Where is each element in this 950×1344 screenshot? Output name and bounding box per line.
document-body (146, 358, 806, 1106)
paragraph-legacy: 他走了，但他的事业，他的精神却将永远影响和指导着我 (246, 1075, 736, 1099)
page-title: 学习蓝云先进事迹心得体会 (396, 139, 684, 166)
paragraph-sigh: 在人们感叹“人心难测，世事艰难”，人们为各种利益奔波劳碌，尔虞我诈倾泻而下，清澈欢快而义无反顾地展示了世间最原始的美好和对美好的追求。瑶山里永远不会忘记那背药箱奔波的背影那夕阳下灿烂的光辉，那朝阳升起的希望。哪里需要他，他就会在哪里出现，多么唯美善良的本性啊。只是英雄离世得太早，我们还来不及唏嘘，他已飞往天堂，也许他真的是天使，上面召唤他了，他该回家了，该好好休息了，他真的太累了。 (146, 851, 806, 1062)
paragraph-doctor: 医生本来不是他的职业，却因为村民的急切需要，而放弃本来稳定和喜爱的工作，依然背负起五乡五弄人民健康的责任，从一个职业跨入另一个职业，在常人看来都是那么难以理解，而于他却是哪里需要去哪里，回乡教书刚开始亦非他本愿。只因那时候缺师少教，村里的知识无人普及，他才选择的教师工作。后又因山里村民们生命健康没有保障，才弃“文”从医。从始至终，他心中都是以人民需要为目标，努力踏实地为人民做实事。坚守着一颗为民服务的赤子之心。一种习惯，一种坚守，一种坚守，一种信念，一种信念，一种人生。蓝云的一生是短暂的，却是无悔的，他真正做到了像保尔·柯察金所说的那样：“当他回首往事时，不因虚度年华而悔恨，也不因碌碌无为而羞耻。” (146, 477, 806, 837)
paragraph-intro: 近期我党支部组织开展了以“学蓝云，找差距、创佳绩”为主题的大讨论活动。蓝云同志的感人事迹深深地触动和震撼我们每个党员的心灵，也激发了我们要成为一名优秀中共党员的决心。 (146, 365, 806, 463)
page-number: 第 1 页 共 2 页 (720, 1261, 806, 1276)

::::

Reproduce every line of the material above verbatim, changing no character, coordinate, or punctuation mark.

=== ANSWER ===
Where is each element in this 950×1344 screenshot? Output name and bounding box per line.
document-body (146, 358, 806, 1106)
paragraph-legacy: 他走了，但他的事业，他的精神却将永远影响和指导着我 (246, 1075, 736, 1099)
page-title: 学习蓝云先进事迹心得体会 (396, 139, 684, 166)
paragraph-sigh: 在人们感叹“人心难测，世事艰难”，人们为各种利益奔波劳碌，尔虞我诈倾泻而下，清澈欢快而义无反顾地展示了世间最原始的美好和对美好的追求。瑶山里永远不会忘记那背药箱奔波的背影那夕阳下灿烂的光辉，那朝阳升起的希望。哪里需要他，他就会在哪里出现，多么唯美善良的本性啊。只是英雄离世得太早，我们还来不及唏嘘，他已飞往天堂，也许他真的是天使，上面召唤他了，他该回家了，该好好休息了，他真的太累了。 (146, 851, 806, 1062)
paragraph-doctor: 医生本来不是他的职业，却因为村民的急切需要，而放弃本来稳定和喜爱的工作，依然背负起五乡五弄人民健康的责任，从一个职业跨入另一个职业，在常人看来都是那么难以理解，而于他却是哪里需要去哪里，回乡教书刚开始亦非他本愿。只因那时候缺师少教，村里的知识无人普及，他才选择的教师工作。后又因山里村民们生命健康没有保障，才弃“文”从医。从始至终，他心中都是以人民需要为目标，努力踏实地为人民做实事。坚守着一颗为民服务的赤子之心。一种习惯，一种坚守，一种坚守，一种信念，一种信念，一种人生。蓝云的一生是短暂的，却是无悔的，他真正做到了像保尔·柯察金所说的那样：“当他回首往事时，不因虚度年华而悔恨，也不因碌碌无为而羞耻。” (146, 477, 806, 837)
paragraph-intro: 近期我党支部组织开展了以“学蓝云，找差距、创佳绩”为主题的大讨论活动。蓝云同志的感人事迹深深地触动和震撼我们每个党员的心灵，也激发了我们要成为一名优秀中共党员的决心。 (146, 365, 806, 463)
page-number: 第 1 页 共 2 页 (720, 1261, 806, 1276)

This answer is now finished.